# Direction:
Lines containing the word "физическим" are the ones to copy from the records below.

[Collected data entries]
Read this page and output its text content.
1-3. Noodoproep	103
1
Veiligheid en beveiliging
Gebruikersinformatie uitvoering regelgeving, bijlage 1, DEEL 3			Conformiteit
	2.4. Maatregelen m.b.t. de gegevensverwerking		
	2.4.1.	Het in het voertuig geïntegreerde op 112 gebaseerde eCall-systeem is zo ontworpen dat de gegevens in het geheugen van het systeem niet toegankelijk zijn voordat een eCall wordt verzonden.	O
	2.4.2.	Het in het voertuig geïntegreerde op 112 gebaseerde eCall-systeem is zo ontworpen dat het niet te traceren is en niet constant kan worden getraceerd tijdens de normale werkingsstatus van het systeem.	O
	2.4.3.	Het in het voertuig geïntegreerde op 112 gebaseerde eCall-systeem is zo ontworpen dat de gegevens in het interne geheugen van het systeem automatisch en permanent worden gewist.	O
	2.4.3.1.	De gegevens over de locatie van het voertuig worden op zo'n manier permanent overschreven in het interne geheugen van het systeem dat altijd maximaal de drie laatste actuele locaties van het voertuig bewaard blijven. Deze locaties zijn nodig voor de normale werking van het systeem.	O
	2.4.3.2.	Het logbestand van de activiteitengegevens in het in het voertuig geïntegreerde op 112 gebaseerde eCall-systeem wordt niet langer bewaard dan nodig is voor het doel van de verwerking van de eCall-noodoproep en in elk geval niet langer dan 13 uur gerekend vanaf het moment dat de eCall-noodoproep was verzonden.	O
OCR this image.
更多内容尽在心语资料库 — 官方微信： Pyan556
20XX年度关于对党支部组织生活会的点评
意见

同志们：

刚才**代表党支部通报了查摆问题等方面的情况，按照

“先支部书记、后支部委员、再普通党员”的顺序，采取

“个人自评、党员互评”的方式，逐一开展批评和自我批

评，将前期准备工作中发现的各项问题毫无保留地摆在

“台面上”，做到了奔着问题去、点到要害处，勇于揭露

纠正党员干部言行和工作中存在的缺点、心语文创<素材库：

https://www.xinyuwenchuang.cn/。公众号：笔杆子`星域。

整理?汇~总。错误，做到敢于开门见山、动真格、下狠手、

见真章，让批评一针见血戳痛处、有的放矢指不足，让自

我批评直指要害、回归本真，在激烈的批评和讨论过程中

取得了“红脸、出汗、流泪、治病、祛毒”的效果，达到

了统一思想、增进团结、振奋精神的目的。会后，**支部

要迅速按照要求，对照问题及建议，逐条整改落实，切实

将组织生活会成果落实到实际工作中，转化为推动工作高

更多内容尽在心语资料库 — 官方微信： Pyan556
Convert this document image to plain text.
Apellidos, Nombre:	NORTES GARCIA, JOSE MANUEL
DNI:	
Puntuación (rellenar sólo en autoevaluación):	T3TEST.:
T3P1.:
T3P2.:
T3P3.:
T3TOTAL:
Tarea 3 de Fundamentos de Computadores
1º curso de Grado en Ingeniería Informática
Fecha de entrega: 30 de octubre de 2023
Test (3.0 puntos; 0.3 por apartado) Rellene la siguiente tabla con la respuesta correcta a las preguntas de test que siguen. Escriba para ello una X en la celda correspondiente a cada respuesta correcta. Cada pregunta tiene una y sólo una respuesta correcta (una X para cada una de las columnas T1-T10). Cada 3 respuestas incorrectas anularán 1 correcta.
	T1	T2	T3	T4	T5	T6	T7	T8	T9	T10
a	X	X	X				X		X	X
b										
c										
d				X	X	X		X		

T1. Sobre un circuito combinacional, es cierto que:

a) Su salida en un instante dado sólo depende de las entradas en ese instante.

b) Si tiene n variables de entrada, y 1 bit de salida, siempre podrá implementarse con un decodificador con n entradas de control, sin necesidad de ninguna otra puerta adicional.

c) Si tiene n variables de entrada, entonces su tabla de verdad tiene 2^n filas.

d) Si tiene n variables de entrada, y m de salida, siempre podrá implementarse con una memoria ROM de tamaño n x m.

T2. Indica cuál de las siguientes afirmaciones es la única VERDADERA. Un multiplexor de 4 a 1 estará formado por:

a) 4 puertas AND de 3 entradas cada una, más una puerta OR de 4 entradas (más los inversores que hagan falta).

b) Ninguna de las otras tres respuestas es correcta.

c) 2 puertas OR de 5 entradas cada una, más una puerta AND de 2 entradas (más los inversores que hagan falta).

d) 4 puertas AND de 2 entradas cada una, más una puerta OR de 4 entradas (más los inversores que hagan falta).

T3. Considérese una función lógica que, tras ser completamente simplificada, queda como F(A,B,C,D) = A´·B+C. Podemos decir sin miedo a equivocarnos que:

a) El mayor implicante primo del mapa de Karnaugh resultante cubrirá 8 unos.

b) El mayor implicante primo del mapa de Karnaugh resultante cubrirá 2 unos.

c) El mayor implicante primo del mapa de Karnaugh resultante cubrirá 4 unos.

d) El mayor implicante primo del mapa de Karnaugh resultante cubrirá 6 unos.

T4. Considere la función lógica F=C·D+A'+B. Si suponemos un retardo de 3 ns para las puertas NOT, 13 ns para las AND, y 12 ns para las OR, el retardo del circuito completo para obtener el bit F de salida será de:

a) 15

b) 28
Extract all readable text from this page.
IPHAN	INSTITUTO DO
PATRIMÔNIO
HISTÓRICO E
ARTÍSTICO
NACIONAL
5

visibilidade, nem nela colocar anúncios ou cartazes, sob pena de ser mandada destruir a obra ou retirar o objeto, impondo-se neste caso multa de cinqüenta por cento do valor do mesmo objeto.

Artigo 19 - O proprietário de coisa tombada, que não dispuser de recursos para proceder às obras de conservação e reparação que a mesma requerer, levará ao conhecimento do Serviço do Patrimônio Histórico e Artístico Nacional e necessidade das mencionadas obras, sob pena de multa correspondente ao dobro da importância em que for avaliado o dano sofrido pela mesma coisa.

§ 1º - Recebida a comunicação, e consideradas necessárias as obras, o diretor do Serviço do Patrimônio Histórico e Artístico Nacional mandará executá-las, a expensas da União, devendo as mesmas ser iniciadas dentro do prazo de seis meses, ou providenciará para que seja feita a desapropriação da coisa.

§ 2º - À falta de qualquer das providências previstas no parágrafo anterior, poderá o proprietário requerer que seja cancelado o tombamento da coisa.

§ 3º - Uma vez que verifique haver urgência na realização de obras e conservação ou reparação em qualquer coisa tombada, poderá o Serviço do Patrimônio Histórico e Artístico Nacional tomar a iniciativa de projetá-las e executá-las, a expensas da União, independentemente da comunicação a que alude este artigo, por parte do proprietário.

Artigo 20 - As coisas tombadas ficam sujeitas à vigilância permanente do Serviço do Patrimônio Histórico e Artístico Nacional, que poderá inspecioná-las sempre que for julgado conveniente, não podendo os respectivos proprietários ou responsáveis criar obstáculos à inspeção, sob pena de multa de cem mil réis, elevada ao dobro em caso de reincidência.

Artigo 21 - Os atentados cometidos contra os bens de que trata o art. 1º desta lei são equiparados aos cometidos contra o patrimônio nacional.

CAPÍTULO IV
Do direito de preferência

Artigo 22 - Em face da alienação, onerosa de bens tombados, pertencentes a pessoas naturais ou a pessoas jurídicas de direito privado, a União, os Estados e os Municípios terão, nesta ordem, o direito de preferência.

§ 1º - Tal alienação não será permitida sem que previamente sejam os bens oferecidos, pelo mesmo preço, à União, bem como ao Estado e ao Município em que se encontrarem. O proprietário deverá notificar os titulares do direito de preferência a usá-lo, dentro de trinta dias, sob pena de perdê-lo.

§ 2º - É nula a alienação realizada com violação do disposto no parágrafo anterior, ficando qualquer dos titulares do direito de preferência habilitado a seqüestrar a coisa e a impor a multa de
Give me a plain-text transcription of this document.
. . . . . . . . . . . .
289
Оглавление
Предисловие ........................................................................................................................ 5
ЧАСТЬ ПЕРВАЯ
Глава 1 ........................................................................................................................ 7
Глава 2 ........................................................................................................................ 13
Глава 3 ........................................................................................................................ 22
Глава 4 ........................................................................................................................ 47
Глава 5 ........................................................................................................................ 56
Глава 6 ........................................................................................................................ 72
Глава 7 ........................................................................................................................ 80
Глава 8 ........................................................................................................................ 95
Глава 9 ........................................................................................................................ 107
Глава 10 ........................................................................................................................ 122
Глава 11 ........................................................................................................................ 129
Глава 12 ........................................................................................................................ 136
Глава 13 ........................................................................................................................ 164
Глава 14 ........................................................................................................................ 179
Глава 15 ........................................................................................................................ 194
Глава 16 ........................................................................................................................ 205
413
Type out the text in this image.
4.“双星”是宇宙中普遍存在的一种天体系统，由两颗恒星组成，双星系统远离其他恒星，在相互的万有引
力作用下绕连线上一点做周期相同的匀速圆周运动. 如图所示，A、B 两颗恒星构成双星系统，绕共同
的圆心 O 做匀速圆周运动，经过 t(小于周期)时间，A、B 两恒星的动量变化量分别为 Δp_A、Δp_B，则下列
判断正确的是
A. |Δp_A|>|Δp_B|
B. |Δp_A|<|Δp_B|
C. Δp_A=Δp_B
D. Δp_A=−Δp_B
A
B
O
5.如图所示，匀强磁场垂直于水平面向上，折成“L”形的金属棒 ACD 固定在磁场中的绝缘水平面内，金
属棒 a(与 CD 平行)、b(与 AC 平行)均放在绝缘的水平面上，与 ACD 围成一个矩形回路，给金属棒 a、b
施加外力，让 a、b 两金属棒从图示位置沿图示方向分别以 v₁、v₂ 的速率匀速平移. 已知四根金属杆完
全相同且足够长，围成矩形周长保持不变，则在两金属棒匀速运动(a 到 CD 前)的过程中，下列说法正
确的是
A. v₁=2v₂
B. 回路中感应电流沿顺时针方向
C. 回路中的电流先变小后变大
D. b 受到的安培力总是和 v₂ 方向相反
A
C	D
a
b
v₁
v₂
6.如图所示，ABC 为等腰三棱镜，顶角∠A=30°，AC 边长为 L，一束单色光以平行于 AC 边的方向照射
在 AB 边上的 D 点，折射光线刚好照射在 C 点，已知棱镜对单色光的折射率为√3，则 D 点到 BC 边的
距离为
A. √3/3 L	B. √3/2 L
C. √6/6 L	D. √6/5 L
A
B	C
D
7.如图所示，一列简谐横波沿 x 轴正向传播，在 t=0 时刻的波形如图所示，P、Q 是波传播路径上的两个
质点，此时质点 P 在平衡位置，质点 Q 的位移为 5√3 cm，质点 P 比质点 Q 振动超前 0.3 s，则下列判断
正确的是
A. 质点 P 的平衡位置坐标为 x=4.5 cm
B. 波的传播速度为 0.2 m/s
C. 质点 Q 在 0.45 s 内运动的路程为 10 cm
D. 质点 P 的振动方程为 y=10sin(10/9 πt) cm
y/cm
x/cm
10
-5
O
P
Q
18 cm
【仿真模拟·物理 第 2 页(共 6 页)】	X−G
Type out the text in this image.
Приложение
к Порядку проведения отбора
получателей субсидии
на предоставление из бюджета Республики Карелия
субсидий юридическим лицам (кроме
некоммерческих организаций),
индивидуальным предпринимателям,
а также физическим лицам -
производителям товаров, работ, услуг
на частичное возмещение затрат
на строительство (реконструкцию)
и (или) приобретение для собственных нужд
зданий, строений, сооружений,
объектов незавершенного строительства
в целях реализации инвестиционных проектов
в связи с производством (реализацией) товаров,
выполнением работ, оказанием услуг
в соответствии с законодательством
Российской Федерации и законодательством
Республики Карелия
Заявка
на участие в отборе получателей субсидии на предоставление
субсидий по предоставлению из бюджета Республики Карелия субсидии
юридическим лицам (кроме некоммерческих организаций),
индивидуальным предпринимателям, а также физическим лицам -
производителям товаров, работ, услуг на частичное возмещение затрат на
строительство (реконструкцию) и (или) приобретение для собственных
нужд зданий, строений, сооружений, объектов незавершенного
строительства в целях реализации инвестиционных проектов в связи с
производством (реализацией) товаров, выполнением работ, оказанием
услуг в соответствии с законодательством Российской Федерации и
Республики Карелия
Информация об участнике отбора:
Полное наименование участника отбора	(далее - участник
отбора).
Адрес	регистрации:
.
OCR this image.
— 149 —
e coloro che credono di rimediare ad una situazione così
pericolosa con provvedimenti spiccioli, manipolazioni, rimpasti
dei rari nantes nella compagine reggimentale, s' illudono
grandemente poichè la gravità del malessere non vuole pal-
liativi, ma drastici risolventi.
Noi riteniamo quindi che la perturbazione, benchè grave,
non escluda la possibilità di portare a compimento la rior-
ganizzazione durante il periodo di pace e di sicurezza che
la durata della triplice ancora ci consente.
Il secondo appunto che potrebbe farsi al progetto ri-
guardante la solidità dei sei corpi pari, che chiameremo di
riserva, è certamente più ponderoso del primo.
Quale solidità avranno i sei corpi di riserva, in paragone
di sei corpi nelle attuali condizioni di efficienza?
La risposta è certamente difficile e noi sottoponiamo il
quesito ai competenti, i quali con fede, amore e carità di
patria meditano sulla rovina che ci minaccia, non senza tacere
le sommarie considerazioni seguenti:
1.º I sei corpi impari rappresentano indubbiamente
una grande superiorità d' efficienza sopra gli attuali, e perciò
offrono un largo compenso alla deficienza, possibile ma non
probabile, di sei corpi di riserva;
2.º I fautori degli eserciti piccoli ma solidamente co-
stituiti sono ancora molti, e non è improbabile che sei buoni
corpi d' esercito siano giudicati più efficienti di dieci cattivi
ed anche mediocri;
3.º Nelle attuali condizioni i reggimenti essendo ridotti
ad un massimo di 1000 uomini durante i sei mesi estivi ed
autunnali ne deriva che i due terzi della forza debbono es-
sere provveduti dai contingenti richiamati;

# Solution to the problem:
а также физическим лицам -
индивидуальным предпринимателям, а также физическим лицам -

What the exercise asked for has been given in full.